*Your instructions*: State how many lines of the entries hold the string "BHISTC", and nothing more.

*Information supplied*:
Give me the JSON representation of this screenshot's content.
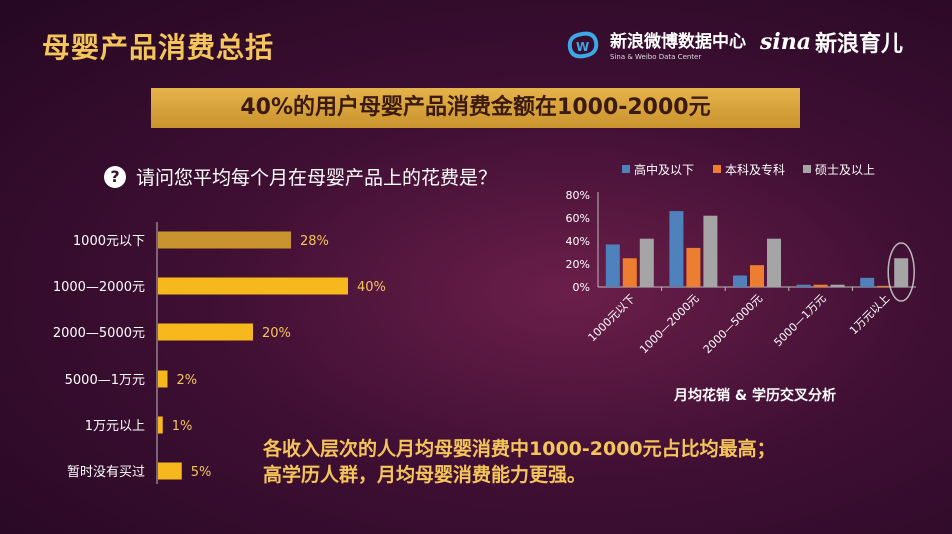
{
  "title": "母婴产品消费总括",
  "logos": {
    "weibo_cn": "新浪微博数据中心",
    "weibo_en": "Sina & Weibo Data Center",
    "sina": "sina",
    "sina_cn": "新浪育儿"
  },
  "banner": "40%的用户母婴产品消费金额在1000-2000元",
  "question": {
    "icon": "?",
    "text": "请问您平均每个月在母婴产品上的花费是？"
  },
  "chart_data": [
    {
      "type": "bar",
      "orientation": "horizontal",
      "categories": [
        "1000元以下",
        "1000—2000元",
        "2000—5000元",
        "5000—1万元",
        "1万元以上",
        "暂时没有买过"
      ],
      "values": [
        28,
        40,
        20,
        2,
        1,
        5
      ],
      "value_labels": [
        "28%",
        "40%",
        "20%",
        "2%",
        "1%",
        "5%"
      ],
      "colors": [
        "#c9932e",
        "#f6b81c",
        "#f6b81c",
        "#f6b81c",
        "#f6b81c",
        "#f6b81c"
      ]
    },
    {
      "type": "bar",
      "categories": [
        "1000元以下",
        "1000—2000元",
        "2000—5000元",
        "5000—1万元",
        "1万元以上"
      ],
      "series": [
        {
          "name": "高中及以下",
          "color": "#4f81bd",
          "values": [
            37,
            66,
            10,
            2,
            8
          ]
        },
        {
          "name": "本科及专科",
          "color": "#ed7d31",
          "values": [
            25,
            34,
            19,
            2,
            1
          ]
        },
        {
          "name": "硕士及以上",
          "color": "#a5a5a5",
          "values": [
            42,
            62,
            42,
            2,
            25
          ]
        }
      ],
      "yticks": [
        "0%",
        "20%",
        "40%",
        "60%",
        "80%"
      ],
      "ylim": [
        0,
        80
      ],
      "xlabel": "月均花销 & 学历交叉分析",
      "legend": "top"
    }
  ],
  "conclusion": {
    "line1": "各收入层次的人月均母婴消费中1000-2000元占比均最高；",
    "line2": "高学历人群，月均母婴消费能力更强。"
  }
}
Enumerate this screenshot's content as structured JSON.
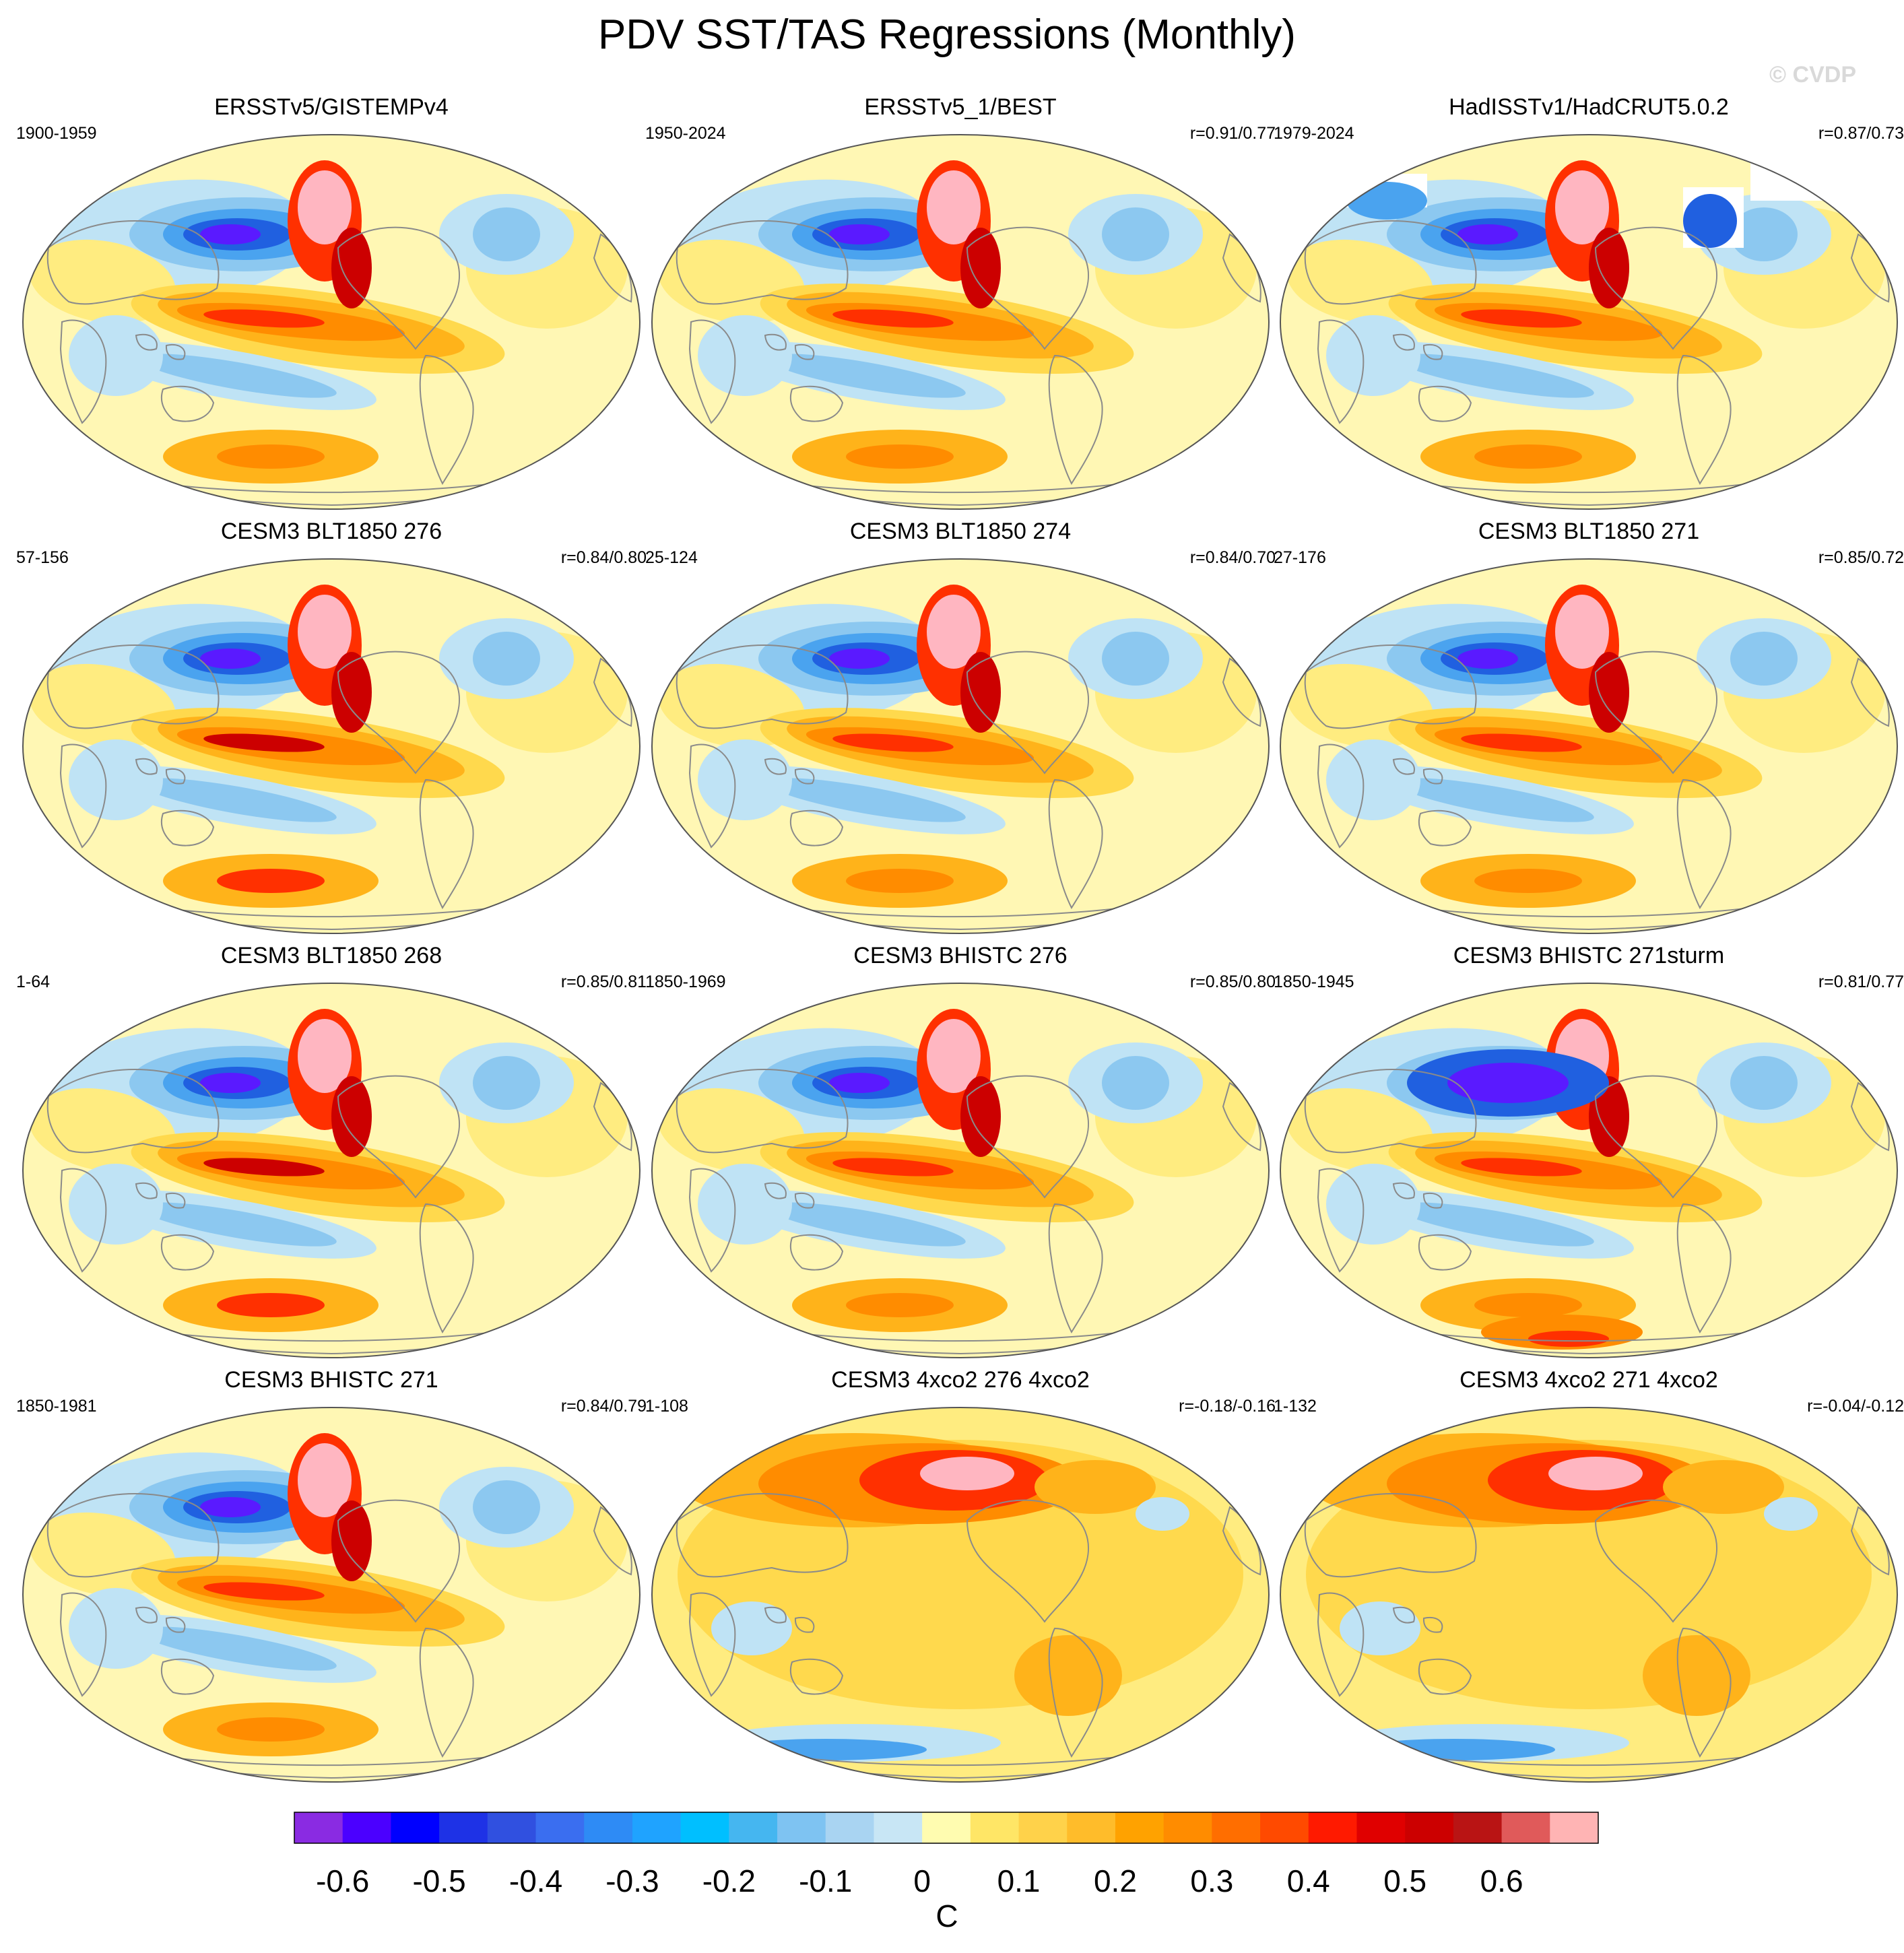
{
  "title": "PDV SST/TAS Regressions (Monthly)",
  "watermark": "© CVDP",
  "panels": [
    {
      "title": "ERSSTv5/GISTEMPv4",
      "period": "1900-1959",
      "corr": "",
      "variant": "obs1"
    },
    {
      "title": "ERSSTv5_1/BEST",
      "period": "1950-2024",
      "corr": "r=0.91/0.77",
      "variant": "obs2"
    },
    {
      "title": "HadISSTv1/HadCRUT5.0.2",
      "period": "1979-2024",
      "corr": "r=0.87/0.73",
      "variant": "obs3"
    },
    {
      "title": "CESM3 BLT1850 276",
      "period": "57-156",
      "corr": "r=0.84/0.80",
      "variant": "strong"
    },
    {
      "title": "CESM3 BLT1850 274",
      "period": "25-124",
      "corr": "r=0.84/0.70",
      "variant": "model"
    },
    {
      "title": "CESM3 BLT1850 271",
      "period": "27-176",
      "corr": "r=0.85/0.72",
      "variant": "model"
    },
    {
      "title": "CESM3 BLT1850 268",
      "period": "1-64",
      "corr": "r=0.85/0.81",
      "variant": "strong"
    },
    {
      "title": "CESM3 BHISTC 276",
      "period": "1850-1969",
      "corr": "r=0.85/0.80",
      "variant": "model"
    },
    {
      "title": "CESM3 BHISTC 271sturm",
      "period": "1850-1945",
      "corr": "r=0.81/0.77",
      "variant": "sturm"
    },
    {
      "title": "CESM3 BHISTC 271",
      "period": "1850-1981",
      "corr": "r=0.84/0.79",
      "variant": "model"
    },
    {
      "title": "CESM3 4xco2 276 4xco2",
      "period": "1-108",
      "corr": "r=-0.18/-0.16",
      "variant": "warm"
    },
    {
      "title": "CESM3 4xco2 271 4xco2",
      "period": "1-132",
      "corr": "r=-0.04/-0.12",
      "variant": "warm"
    }
  ],
  "colorbar": {
    "colors": [
      "#8a2be2",
      "#4b00ff",
      "#0000ff",
      "#1e32e6",
      "#3050e0",
      "#3a6ef0",
      "#2e8bf5",
      "#1fa3ff",
      "#00bfff",
      "#45b6f0",
      "#7ec3f2",
      "#a9d4f2",
      "#c8e6f5",
      "#fffcb0",
      "#ffe666",
      "#ffd24a",
      "#ffbc2a",
      "#ffa200",
      "#ff8c00",
      "#ff6e00",
      "#ff4a00",
      "#ff1a00",
      "#e00000",
      "#cc0000",
      "#b91414",
      "#e05a5a",
      "#ffb4b4"
    ],
    "labels": [
      "-0.6",
      "-0.5",
      "-0.4",
      "-0.3",
      "-0.2",
      "-0.1",
      "0",
      "0.1",
      "0.2",
      "0.3",
      "0.4",
      "0.5",
      "0.6"
    ],
    "units": "C"
  }
}
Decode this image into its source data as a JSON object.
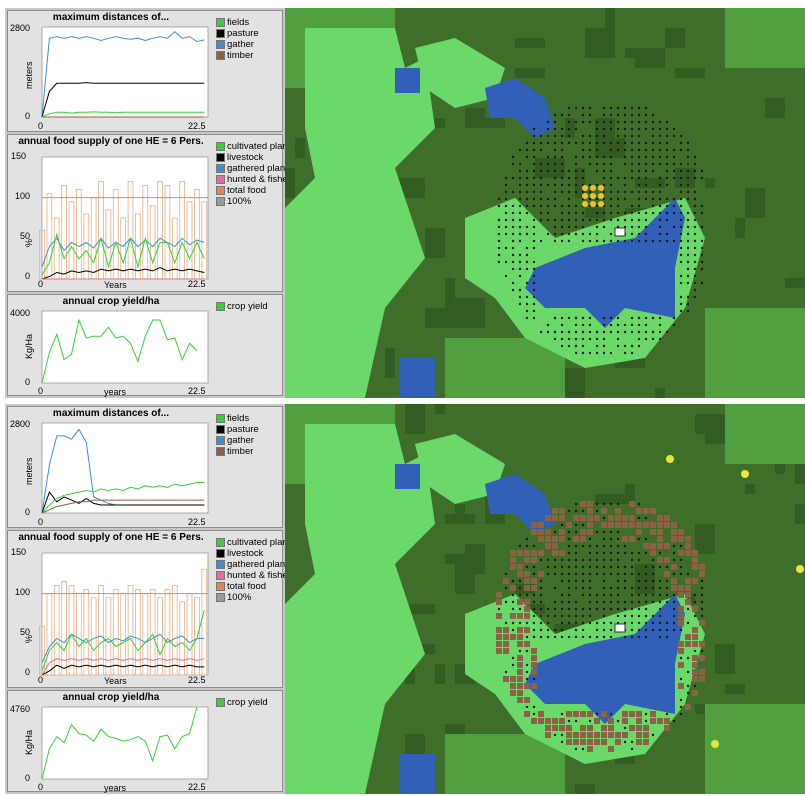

*Answer to this task*: 3